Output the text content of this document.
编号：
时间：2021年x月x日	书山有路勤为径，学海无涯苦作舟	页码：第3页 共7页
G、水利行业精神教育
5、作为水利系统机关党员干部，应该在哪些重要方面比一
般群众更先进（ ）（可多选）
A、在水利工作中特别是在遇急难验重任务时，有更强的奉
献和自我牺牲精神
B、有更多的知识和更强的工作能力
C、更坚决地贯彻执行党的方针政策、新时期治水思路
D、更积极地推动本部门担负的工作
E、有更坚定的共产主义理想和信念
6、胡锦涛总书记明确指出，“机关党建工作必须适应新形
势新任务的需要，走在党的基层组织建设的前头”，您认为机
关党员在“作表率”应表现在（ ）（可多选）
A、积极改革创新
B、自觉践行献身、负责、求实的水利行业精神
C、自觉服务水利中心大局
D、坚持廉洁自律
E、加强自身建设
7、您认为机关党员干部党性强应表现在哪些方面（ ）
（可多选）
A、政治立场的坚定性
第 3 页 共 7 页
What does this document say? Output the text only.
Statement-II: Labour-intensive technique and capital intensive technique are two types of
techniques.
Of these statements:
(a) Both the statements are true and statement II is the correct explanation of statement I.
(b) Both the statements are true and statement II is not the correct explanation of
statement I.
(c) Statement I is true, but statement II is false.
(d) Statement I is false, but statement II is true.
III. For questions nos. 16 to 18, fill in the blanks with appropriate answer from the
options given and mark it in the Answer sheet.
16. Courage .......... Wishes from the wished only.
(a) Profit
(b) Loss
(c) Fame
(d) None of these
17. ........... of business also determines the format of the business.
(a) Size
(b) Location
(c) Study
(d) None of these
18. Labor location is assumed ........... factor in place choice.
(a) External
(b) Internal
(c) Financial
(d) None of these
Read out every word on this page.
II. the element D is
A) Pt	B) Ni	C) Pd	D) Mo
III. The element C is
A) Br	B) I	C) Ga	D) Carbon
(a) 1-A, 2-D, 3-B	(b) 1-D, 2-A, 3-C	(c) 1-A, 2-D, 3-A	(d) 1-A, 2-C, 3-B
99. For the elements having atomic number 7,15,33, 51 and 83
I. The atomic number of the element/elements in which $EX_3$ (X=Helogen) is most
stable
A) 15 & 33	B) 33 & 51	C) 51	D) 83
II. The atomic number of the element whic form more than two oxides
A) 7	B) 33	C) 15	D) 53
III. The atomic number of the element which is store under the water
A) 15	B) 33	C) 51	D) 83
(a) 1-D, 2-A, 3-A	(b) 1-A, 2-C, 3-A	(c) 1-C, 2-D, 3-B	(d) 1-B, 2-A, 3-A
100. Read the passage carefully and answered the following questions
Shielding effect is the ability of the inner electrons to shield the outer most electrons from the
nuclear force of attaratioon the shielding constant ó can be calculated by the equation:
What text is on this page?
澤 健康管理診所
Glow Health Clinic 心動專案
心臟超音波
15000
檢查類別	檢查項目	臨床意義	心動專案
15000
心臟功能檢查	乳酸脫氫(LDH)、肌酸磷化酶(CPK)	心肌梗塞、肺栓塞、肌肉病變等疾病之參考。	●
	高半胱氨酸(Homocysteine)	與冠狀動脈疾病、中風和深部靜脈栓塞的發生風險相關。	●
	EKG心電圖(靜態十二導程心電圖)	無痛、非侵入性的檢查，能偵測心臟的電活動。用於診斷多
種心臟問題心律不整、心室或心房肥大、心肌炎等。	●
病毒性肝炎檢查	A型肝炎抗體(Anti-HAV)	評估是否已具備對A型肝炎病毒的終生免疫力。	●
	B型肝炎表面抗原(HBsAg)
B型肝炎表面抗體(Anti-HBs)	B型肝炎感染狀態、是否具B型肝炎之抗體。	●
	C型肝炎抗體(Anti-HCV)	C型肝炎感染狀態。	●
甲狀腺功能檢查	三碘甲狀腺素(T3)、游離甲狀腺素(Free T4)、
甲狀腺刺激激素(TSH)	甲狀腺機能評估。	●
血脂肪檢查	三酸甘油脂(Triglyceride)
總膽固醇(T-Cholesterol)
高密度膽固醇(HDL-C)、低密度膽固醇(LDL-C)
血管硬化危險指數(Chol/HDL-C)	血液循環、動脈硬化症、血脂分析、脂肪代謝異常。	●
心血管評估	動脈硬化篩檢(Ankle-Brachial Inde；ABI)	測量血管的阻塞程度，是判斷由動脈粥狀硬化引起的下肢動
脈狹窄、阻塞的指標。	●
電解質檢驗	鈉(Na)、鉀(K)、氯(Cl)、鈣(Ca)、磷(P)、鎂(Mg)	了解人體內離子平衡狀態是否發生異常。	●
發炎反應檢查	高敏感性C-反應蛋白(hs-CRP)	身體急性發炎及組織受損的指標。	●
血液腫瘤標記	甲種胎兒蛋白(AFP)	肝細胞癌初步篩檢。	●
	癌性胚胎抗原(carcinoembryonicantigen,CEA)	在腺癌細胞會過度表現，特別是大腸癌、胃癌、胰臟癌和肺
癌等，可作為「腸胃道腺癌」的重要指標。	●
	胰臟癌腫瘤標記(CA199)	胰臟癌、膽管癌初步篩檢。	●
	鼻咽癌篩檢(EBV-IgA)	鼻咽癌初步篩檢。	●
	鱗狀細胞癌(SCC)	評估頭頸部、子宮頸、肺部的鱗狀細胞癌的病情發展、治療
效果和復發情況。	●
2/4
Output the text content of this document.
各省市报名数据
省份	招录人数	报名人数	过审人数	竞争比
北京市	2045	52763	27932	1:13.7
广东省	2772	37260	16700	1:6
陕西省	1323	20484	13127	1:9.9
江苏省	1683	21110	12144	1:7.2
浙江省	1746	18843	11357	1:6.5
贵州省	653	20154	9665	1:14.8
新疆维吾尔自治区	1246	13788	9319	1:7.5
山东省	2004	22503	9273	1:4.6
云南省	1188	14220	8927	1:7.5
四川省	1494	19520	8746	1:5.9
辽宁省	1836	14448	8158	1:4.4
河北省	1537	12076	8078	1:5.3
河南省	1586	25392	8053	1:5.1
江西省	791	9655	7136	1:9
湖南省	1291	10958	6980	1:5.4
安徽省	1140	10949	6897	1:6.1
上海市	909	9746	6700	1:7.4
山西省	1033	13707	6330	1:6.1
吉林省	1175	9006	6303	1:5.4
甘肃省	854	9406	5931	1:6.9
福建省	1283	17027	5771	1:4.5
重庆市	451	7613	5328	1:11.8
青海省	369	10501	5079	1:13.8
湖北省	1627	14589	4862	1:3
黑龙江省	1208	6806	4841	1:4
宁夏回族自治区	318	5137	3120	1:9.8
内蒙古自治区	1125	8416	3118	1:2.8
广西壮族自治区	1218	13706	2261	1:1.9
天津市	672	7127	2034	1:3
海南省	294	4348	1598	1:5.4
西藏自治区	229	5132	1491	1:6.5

* **Problem description**:
The records above should be repeated in full, exactly as given.

* **Task result**:
Output the text content of this document.
编号：
时间：2021年x月x日	书山有路勤为径，学海无涯苦作舟	页码：第3页 共7页
G、水利行业精神教育
5、作为水利系统机关党员干部，应该在哪些重要方面比一
般群众更先进（ ）（可多选）
A、在水利工作中特别是在遇急难验重任务时，有更强的奉
献和自我牺牲精神
B、有更多的知识和更强的工作能力
C、更坚决地贯彻执行党的方针政策、新时期治水思路
D、更积极地推动本部门担负的工作
E、有更坚定的共产主义理想和信念
6、胡锦涛总书记明确指出，“机关党建工作必须适应新形
势新任务的需要，走在党的基层组织建设的前头”，您认为机
关党员在“作表率”应表现在（ ）（可多选）
A、积极改革创新
B、自觉践行献身、负责、求实的水利行业精神
C、自觉服务水利中心大局
D、坚持廉洁自律
E、加强自身建设
7、您认为机关党员干部党性强应表现在哪些方面（ ）
（可多选）
A、政治立场的坚定性
第 3 页 共 7 页
What does this document say? Output the text only.
Statement-II: Labour-intensive technique and capital intensive technique are two types of
techniques.
Of these statements:
(a) Both the statements are true and statement II is the correct explanation of statement I.
(b) Both the statements are true and statement II is not the correct explanation of
statement I.
(c) Statement I is true, but statement II is false.
(d) Statement I is false, but statement II is true.
III. For questions nos. 16 to 18, fill in the blanks with appropriate answer from the
options given and mark it in the Answer sheet.
16. Courage .......... Wishes from the wished only.
(a) Profit
(b) Loss
(c) Fame
(d) None of these
17. ........... of business also determines the format of the business.
(a) Size
(b) Location
(c) Study
(d) None of these
18. Labor location is assumed ........... factor in place choice.
(a) External
(b) Internal
(c) Financial
(d) None of these
Read out every word on this page.
II. the element D is
A) Pt	B) Ni	C) Pd	D) Mo
III. The element C is
A) Br	B) I	C) Ga	D) Carbon
(a) 1-A, 2-D, 3-B	(b) 1-D, 2-A, 3-C	(c) 1-A, 2-D, 3-A	(d) 1-A, 2-C, 3-B
99. For the elements having atomic number 7,15,33, 51 and 83
I. The atomic number of the element/elements in which $EX_3$ (X=Helogen) is most
stable
A) 15 & 33	B) 33 & 51	C) 51	D) 83
II. The atomic number of the element whic form more than two oxides
A) 7	B) 33	C) 15	D) 53
III. The atomic number of the element which is store under the water
A) 15	B) 33	C) 51	D) 83
(a) 1-D, 2-A, 3-A	(b) 1-A, 2-C, 3-A	(c) 1-C, 2-D, 3-B	(d) 1-B, 2-A, 3-A
100. Read the passage carefully and answered the following questions
Shielding effect is the ability of the inner electrons to shield the outer most electrons from the
nuclear force of attaratioon the shielding constant ó can be calculated by the equation:
What text is on this page?
澤 健康管理診所
Glow Health Clinic 心動專案
心臟超音波
15000
檢查類別	檢查項目	臨床意義	心動專案
15000
心臟功能檢查	乳酸脫氫(LDH)、肌酸磷化酶(CPK)	心肌梗塞、肺栓塞、肌肉病變等疾病之參考。	●
	高半胱氨酸(Homocysteine)	與冠狀動脈疾病、中風和深部靜脈栓塞的發生風險相關。	●
	EKG心電圖(靜態十二導程心電圖)	無痛、非侵入性的檢查，能偵測心臟的電活動。用於診斷多
種心臟問題心律不整、心室或心房肥大、心肌炎等。	●
病毒性肝炎檢查	A型肝炎抗體(Anti-HAV)	評估是否已具備對A型肝炎病毒的終生免疫力。	●
	B型肝炎表面抗原(HBsAg)
B型肝炎表面抗體(Anti-HBs)	B型肝炎感染狀態、是否具B型肝炎之抗體。	●
	C型肝炎抗體(Anti-HCV)	C型肝炎感染狀態。	●
甲狀腺功能檢查	三碘甲狀腺素(T3)、游離甲狀腺素(Free T4)、
甲狀腺刺激激素(TSH)	甲狀腺機能評估。	●
血脂肪檢查	三酸甘油脂(Triglyceride)
總膽固醇(T-Cholesterol)
高密度膽固醇(HDL-C)、低密度膽固醇(LDL-C)
血管硬化危險指數(Chol/HDL-C)	血液循環、動脈硬化症、血脂分析、脂肪代謝異常。	●
心血管評估	動脈硬化篩檢(Ankle-Brachial Inde；ABI)	測量血管的阻塞程度，是判斷由動脈粥狀硬化引起的下肢動
脈狹窄、阻塞的指標。	●
電解質檢驗	鈉(Na)、鉀(K)、氯(Cl)、鈣(Ca)、磷(P)、鎂(Mg)	了解人體內離子平衡狀態是否發生異常。	●
發炎反應檢查	高敏感性C-反應蛋白(hs-CRP)	身體急性發炎及組織受損的指標。	●
血液腫瘤標記	甲種胎兒蛋白(AFP)	肝細胞癌初步篩檢。	●
	癌性胚胎抗原(carcinoembryonicantigen,CEA)	在腺癌細胞會過度表現，特別是大腸癌、胃癌、胰臟癌和肺
癌等，可作為「腸胃道腺癌」的重要指標。	●
	胰臟癌腫瘤標記(CA199)	胰臟癌、膽管癌初步篩檢。	●
	鼻咽癌篩檢(EBV-IgA)	鼻咽癌初步篩檢。	●
	鱗狀細胞癌(SCC)	評估頭頸部、子宮頸、肺部的鱗狀細胞癌的病情發展、治療
效果和復發情況。	●
2/4
Output the text content of this document.
各省市报名数据
省份	招录人数	报名人数	过审人数	竞争比
北京市	2045	52763	27932	1:13.7
广东省	2772	37260	16700	1:6
陕西省	1323	20484	13127	1:9.9
江苏省	1683	21110	12144	1:7.2
浙江省	1746	18843	11357	1:6.5
贵州省	653	20154	9665	1:14.8
新疆维吾尔自治区	1246	13788	9319	1:7.5
山东省	2004	22503	9273	1:4.6
云南省	1188	14220	8927	1:7.5
四川省	1494	19520	8746	1:5.9
辽宁省	1836	14448	8158	1:4.4
河北省	1537	12076	8078	1:5.3
河南省	1586	25392	8053	1:5.1
江西省	791	9655	7136	1:9
湖南省	1291	10958	6980	1:5.4
安徽省	1140	10949	6897	1:6.1
上海市	909	9746	6700	1:7.4
山西省	1033	13707	6330	1:6.1
吉林省	1175	9006	6303	1:5.4
甘肃省	854	9406	5931	1:6.9
福建省	1283	17027	5771	1:4.5
重庆市	451	7613	5328	1:11.8
青海省	369	10501	5079	1:13.8
湖北省	1627	14589	4862	1:3
黑龙江省	1208	6806	4841	1:4
宁夏回族自治区	318	5137	3120	1:9.8
内蒙古自治区	1125	8416	3118	1:2.8
广西壮族自治区	1218	13706	2261	1:1.9
天津市	672	7127	2034	1:3
海南省	294	4348	1598	1:5.4
西藏自治区	229	5132	1491	1:6.5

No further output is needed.